*** Excerpted data ***
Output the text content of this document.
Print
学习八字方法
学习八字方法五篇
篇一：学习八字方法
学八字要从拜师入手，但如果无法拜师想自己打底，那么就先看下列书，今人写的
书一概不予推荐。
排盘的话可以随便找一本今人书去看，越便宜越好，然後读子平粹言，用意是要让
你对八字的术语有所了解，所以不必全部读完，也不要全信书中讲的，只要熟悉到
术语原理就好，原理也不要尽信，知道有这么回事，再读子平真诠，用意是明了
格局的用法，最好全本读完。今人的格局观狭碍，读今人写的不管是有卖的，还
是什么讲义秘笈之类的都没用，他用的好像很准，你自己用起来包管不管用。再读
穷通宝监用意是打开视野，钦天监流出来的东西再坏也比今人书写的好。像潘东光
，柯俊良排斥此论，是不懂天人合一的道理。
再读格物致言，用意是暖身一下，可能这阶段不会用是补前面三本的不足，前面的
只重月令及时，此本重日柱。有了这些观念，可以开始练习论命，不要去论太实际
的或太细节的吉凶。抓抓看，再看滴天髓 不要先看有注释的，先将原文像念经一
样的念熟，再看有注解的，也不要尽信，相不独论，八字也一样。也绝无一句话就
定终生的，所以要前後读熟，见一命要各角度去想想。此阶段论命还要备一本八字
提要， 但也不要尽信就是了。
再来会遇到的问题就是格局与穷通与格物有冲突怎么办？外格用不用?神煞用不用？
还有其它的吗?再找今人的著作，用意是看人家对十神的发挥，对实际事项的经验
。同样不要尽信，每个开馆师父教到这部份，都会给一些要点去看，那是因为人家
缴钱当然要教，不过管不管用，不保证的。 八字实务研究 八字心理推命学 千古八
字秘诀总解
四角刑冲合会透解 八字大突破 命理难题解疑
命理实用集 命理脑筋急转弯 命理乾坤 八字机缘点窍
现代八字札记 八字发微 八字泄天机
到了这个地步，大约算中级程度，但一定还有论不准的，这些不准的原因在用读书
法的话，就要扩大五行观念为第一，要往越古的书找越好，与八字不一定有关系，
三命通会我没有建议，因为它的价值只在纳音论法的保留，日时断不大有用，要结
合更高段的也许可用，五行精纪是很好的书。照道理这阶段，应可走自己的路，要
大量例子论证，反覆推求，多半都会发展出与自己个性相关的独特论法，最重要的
***
[What the exercise asks]: Quote the data in full, keeping each word unchanged.

[Finished answer]:
Output the text content of this document.
Print
学习八字方法
学习八字方法五篇
篇一：学习八字方法
学八字要从拜师入手，但如果无法拜师想自己打底，那么就先看下列书，今人写的
书一概不予推荐。
排盘的话可以随便找一本今人书去看，越便宜越好，然後读子平粹言，用意是要让
你对八字的术语有所了解，所以不必全部读完，也不要全信书中讲的，只要熟悉到
术语原理就好，原理也不要尽信，知道有这么回事，再读子平真诠，用意是明了
格局的用法，最好全本读完。今人的格局观狭碍，读今人写的不管是有卖的，还
是什么讲义秘笈之类的都没用，他用的好像很准，你自己用起来包管不管用。再读
穷通宝监用意是打开视野，钦天监流出来的东西再坏也比今人书写的好。像潘东光
，柯俊良排斥此论，是不懂天人合一的道理。
再读格物致言，用意是暖身一下，可能这阶段不会用是补前面三本的不足，前面的
只重月令及时，此本重日柱。有了这些观念，可以开始练习论命，不要去论太实际
的或太细节的吉凶。抓抓看，再看滴天髓 不要先看有注释的，先将原文像念经一
样的念熟，再看有注解的，也不要尽信，相不独论，八字也一样。也绝无一句话就
定终生的，所以要前後读熟，见一命要各角度去想想。此阶段论命还要备一本八字
提要， 但也不要尽信就是了。
再来会遇到的问题就是格局与穷通与格物有冲突怎么办？外格用不用?神煞用不用？
还有其它的吗?再找今人的著作，用意是看人家对十神的发挥，对实际事项的经验
。同样不要尽信，每个开馆师父教到这部份，都会给一些要点去看，那是因为人家
缴钱当然要教，不过管不管用，不保证的。 八字实务研究 八字心理推命学 千古八
字秘诀总解
四角刑冲合会透解 八字大突破 命理难题解疑
命理实用集 命理脑筋急转弯 命理乾坤 八字机缘点窍
现代八字札记 八字发微 八字泄天机
到了这个地步，大约算中级程度，但一定还有论不准的，这些不准的原因在用读书
法的话，就要扩大五行观念为第一，要往越古的书找越好，与八字不一定有关系，
三命通会我没有建议，因为它的价值只在纳音论法的保留，日时断不大有用，要结
合更高段的也许可用，五行精纪是很好的书。照道理这阶段，应可走自己的路，要
大量例子论证，反覆推求，多半都会发展出与自己个性相关的独特论法，最重要的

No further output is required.